Stored items from a collection:
☆ ☆ ☆ ☆ ☆ ☆ ☆
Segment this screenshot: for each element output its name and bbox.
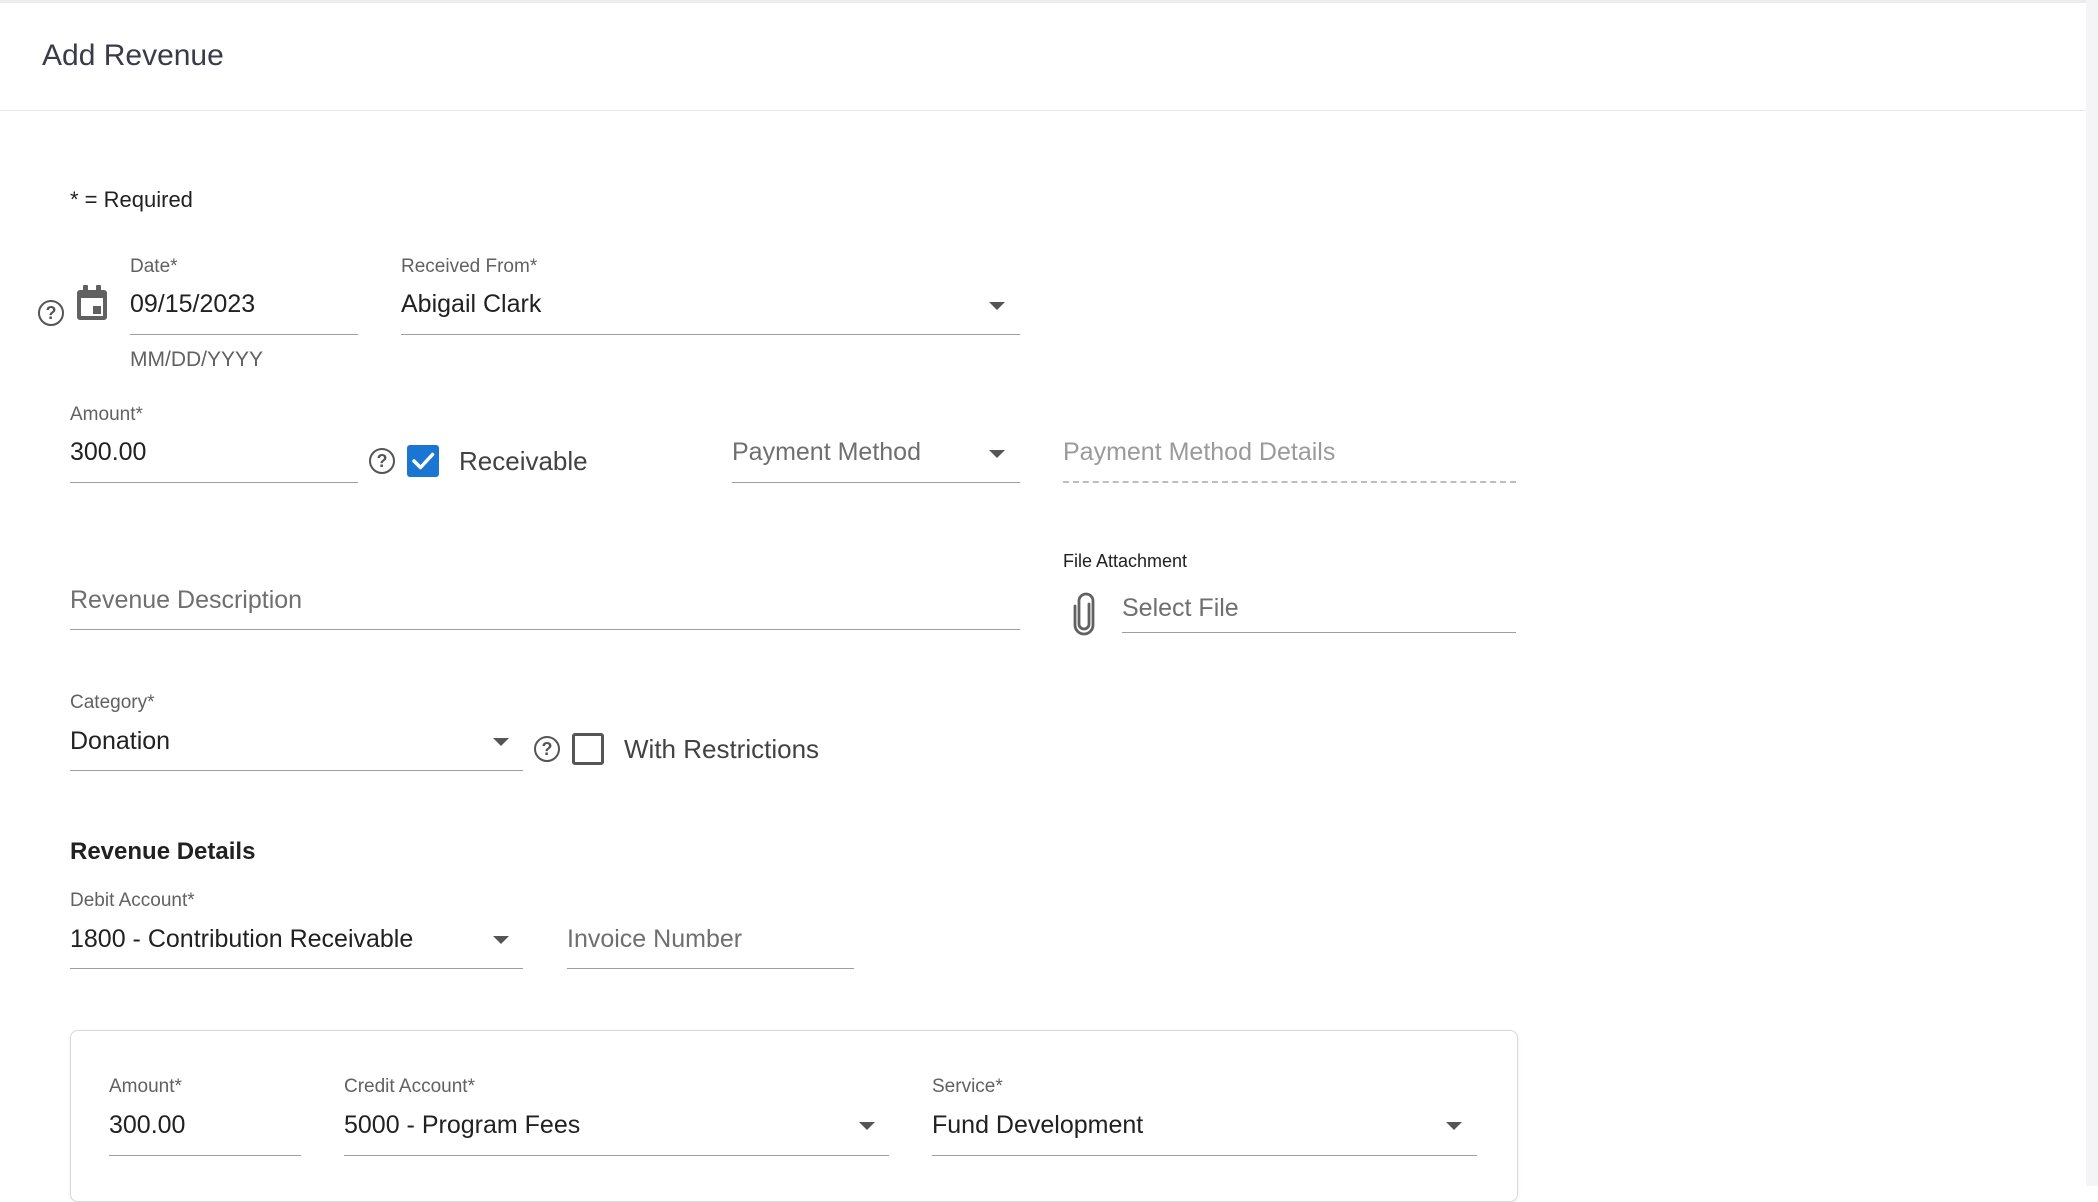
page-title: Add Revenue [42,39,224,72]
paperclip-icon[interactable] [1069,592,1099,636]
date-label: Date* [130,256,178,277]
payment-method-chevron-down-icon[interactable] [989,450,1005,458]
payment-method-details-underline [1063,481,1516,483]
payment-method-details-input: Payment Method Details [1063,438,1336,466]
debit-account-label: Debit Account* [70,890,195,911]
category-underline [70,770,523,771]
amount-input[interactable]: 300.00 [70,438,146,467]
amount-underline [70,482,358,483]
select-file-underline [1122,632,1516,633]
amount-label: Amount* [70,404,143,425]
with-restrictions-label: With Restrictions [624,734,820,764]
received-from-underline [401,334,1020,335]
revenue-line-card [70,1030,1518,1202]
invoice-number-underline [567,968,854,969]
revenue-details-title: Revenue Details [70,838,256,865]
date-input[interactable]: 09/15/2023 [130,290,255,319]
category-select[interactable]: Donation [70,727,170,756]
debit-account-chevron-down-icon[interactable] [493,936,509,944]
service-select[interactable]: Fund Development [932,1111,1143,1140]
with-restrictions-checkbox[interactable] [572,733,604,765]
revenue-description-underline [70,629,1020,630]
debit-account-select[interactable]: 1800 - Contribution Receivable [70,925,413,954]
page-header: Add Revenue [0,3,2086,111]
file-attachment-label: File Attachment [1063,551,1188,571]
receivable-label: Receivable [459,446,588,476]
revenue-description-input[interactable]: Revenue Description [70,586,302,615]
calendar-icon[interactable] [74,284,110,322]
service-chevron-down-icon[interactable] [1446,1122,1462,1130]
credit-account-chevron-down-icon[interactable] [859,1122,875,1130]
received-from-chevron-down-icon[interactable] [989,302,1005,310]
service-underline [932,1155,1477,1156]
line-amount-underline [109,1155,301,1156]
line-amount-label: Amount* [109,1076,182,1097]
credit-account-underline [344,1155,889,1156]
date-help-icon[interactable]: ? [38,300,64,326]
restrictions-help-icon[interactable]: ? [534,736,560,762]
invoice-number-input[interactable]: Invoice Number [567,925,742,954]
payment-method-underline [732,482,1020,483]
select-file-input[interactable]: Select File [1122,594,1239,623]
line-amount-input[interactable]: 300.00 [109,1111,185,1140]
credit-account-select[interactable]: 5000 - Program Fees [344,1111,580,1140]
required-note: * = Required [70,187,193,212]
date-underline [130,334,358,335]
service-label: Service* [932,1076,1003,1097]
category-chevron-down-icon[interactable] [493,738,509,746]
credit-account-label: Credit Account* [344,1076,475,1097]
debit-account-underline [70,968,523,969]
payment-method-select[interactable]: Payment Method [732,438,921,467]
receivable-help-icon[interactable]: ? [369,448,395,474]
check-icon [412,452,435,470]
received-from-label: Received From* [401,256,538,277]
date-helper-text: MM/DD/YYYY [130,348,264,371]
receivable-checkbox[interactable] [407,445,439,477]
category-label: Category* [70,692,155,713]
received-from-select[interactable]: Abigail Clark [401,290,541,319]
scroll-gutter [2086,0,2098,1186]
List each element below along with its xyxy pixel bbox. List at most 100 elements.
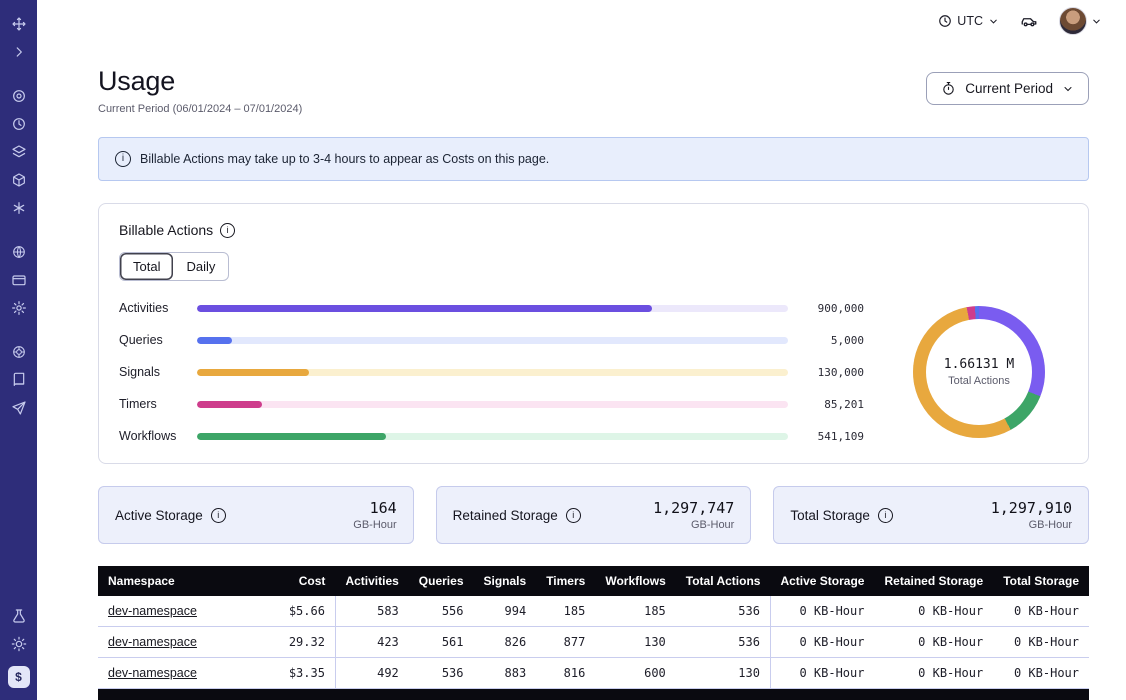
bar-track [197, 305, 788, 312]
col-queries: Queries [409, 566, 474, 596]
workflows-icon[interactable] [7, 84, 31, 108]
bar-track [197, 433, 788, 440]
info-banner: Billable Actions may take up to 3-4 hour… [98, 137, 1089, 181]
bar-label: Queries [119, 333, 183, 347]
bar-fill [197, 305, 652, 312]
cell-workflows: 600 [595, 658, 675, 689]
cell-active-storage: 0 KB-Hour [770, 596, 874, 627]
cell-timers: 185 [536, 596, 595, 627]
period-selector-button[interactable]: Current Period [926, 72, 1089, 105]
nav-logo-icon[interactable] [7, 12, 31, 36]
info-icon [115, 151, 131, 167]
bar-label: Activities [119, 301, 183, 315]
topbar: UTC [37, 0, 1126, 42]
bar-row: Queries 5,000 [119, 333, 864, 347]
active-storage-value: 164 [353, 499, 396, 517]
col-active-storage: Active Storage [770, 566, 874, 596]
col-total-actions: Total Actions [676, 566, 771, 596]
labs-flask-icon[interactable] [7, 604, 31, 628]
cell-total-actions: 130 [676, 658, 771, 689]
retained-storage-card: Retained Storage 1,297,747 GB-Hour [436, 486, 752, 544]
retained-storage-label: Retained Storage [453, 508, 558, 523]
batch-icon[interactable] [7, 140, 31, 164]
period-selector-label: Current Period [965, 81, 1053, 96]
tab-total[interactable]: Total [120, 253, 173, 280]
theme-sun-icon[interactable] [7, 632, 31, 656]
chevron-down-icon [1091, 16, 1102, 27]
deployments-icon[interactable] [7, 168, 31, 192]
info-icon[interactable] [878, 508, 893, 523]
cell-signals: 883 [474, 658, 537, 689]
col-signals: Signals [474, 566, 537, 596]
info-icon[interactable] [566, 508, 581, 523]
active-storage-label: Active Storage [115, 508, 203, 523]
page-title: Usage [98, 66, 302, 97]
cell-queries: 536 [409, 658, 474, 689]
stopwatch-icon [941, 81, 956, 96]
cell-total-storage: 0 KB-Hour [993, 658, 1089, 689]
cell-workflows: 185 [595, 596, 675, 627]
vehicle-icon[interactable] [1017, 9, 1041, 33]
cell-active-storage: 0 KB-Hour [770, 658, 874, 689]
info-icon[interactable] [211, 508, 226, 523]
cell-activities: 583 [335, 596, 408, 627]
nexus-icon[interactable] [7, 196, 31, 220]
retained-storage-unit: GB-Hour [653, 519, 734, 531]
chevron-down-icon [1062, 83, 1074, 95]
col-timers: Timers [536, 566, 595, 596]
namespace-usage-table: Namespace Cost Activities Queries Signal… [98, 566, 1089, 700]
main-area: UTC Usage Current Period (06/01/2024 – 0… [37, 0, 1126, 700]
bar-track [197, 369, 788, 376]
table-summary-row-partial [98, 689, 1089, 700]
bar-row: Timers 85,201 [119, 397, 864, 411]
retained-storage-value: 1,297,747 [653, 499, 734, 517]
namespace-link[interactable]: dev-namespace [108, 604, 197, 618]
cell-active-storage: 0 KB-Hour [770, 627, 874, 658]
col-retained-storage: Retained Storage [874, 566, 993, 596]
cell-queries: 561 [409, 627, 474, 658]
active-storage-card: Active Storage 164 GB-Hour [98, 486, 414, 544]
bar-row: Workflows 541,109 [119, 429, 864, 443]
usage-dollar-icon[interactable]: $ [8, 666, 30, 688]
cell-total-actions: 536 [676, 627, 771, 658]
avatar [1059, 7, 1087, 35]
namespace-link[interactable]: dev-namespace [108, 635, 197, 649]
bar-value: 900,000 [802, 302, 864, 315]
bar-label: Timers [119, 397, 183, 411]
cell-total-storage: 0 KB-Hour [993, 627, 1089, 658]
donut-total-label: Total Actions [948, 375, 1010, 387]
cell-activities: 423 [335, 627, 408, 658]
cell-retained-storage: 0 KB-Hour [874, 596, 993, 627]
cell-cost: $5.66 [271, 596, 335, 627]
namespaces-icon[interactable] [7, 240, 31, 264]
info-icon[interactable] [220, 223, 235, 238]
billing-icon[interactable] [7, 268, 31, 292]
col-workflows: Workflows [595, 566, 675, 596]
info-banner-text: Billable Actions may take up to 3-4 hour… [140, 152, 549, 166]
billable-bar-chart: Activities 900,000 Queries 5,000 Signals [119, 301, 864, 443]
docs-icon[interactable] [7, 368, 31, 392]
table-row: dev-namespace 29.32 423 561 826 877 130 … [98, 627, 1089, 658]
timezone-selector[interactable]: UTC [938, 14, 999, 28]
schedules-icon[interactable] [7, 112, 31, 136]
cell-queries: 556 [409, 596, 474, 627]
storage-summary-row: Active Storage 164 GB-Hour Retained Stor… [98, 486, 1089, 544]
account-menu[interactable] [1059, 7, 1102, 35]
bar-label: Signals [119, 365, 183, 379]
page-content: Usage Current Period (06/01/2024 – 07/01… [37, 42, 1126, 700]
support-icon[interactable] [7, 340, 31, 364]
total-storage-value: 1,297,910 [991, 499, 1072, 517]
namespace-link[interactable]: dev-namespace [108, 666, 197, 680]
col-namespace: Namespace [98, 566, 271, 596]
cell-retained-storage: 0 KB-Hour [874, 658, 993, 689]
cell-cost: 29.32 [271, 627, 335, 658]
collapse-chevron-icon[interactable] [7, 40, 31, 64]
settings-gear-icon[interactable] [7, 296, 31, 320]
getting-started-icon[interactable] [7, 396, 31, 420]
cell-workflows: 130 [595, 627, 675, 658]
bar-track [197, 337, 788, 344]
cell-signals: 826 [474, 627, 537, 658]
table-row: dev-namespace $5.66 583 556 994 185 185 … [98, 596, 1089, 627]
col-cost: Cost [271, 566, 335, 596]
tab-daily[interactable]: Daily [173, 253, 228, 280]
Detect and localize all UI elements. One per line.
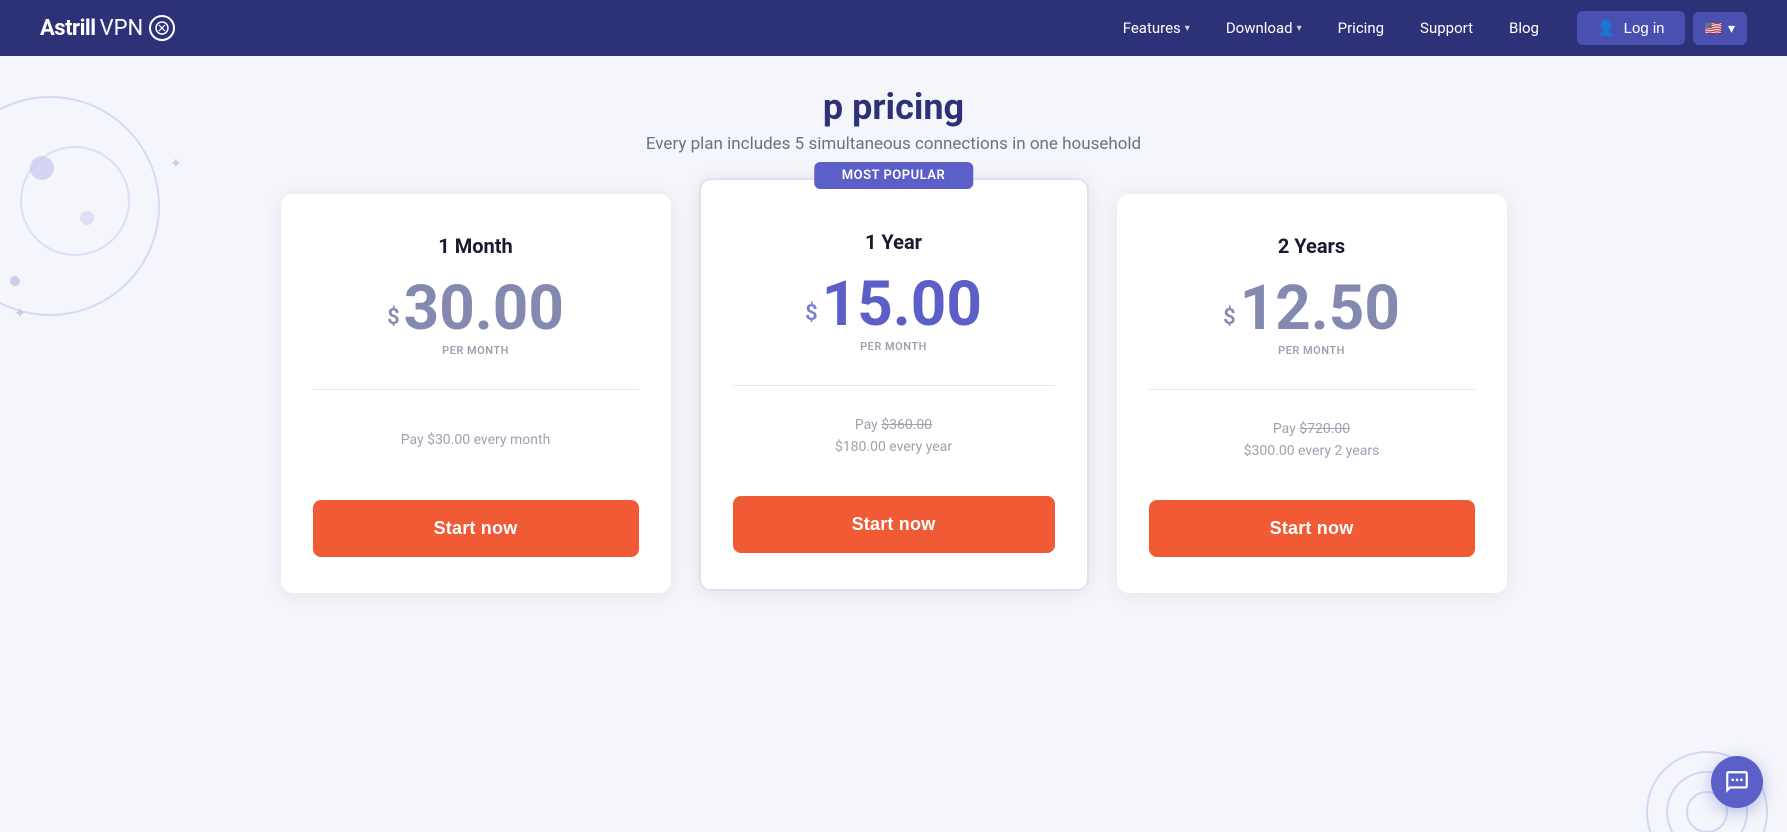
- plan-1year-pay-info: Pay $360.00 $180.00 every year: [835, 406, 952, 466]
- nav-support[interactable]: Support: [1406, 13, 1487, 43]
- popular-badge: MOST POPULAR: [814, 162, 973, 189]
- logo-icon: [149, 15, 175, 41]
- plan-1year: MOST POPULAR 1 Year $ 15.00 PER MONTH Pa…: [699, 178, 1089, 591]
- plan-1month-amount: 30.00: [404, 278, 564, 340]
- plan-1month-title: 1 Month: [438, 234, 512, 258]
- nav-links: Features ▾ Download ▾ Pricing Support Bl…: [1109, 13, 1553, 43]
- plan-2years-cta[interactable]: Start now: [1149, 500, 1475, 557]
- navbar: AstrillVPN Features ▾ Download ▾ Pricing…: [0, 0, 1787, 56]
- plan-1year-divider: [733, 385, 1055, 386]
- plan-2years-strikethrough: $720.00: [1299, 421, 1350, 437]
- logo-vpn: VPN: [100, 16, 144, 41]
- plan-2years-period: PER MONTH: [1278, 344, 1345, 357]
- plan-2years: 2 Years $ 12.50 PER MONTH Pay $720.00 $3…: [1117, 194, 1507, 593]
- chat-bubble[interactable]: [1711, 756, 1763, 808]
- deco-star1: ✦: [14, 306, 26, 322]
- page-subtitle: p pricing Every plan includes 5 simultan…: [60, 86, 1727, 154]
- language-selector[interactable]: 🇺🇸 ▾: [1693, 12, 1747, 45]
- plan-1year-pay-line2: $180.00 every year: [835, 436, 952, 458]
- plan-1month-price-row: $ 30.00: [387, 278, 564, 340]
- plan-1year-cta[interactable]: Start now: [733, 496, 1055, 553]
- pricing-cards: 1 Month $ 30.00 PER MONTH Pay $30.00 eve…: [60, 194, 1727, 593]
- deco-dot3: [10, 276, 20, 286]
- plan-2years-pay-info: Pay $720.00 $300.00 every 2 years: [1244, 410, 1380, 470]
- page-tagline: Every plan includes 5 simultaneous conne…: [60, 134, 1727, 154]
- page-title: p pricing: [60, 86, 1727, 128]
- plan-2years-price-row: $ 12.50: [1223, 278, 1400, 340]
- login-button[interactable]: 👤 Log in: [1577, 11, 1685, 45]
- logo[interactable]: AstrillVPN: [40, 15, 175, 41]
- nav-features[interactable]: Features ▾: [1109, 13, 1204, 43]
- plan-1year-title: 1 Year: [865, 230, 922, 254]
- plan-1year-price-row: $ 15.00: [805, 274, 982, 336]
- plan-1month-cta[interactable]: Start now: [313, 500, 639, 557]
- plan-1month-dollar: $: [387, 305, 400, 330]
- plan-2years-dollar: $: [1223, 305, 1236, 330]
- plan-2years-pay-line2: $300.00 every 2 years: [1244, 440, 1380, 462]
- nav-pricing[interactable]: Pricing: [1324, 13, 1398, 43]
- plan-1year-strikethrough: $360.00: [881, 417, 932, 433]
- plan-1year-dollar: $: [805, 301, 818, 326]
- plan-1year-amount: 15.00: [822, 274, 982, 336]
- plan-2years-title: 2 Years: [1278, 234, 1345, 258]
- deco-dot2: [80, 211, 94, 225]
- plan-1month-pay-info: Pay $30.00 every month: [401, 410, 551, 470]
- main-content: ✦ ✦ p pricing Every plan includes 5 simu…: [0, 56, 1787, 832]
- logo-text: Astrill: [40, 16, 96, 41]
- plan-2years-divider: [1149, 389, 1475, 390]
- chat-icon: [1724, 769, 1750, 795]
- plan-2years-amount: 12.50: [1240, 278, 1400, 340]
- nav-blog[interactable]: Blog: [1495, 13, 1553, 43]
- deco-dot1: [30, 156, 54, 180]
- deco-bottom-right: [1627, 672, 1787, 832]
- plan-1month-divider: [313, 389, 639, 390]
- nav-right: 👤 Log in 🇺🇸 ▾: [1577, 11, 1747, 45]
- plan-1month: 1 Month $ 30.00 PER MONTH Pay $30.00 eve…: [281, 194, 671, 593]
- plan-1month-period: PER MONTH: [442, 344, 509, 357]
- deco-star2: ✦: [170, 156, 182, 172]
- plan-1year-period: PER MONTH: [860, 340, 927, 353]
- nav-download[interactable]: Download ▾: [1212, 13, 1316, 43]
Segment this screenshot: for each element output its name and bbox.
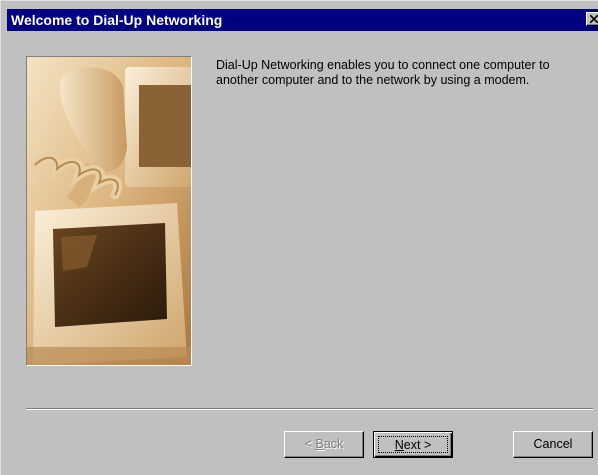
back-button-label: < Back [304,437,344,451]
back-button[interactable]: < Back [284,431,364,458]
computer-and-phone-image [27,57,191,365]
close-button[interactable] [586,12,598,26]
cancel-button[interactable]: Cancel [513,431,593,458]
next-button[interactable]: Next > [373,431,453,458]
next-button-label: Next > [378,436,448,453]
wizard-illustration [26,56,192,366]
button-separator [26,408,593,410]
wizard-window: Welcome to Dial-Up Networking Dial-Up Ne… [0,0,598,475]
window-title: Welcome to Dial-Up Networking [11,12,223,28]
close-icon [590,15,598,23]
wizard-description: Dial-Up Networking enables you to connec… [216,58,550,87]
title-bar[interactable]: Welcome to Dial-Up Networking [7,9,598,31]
☆ ☆ ☆ ☆ ☆ ☆ ☆
PROBLEM STATEMENT:
Copy the lines of the material above verbatim, starting at the line containing "bar-track [197, 305, 788, 312]" and ending at the line containing "theme-sun-icon[interactable] [7, 632, 31, 656]".

TASK RESPONSE:
bar-track [197, 305, 788, 312]
col-queries: Queries [409, 566, 474, 596]
workflows-icon[interactable] [7, 84, 31, 108]
bar-track [197, 433, 788, 440]
info-banner: Billable Actions may take up to 3-4 hour… [98, 137, 1089, 181]
bar-label: Queries [119, 333, 183, 347]
bar-fill [197, 305, 652, 312]
cell-workflows: 600 [595, 658, 675, 689]
cell-active-storage: 0 KB-Hour [770, 596, 874, 627]
cell-timers: 185 [536, 596, 595, 627]
period-selector-button[interactable]: Current Period [926, 72, 1089, 105]
nav-logo-icon[interactable] [7, 12, 31, 36]
info-icon [115, 151, 131, 167]
bar-label: Activities [119, 301, 183, 315]
topbar: UTC [37, 0, 1126, 42]
bar-row: Queries 5,000 [119, 333, 864, 347]
active-storage-value: 164 [353, 499, 396, 517]
col-active-storage: Active Storage [770, 566, 874, 596]
col-total-actions: Total Actions [676, 566, 771, 596]
labs-flask-icon[interactable] [7, 604, 31, 628]
cell-total-actions: 130 [676, 658, 771, 689]
retained-storage-card: Retained Storage 1,297,747 GB-Hour [436, 486, 752, 544]
retained-storage-label: Retained Storage [453, 508, 558, 523]
batch-icon[interactable] [7, 140, 31, 164]
period-selector-label: Current Period [965, 81, 1053, 96]
tab-total[interactable]: Total [120, 253, 173, 280]
theme-sun-icon[interactable] [7, 632, 31, 656]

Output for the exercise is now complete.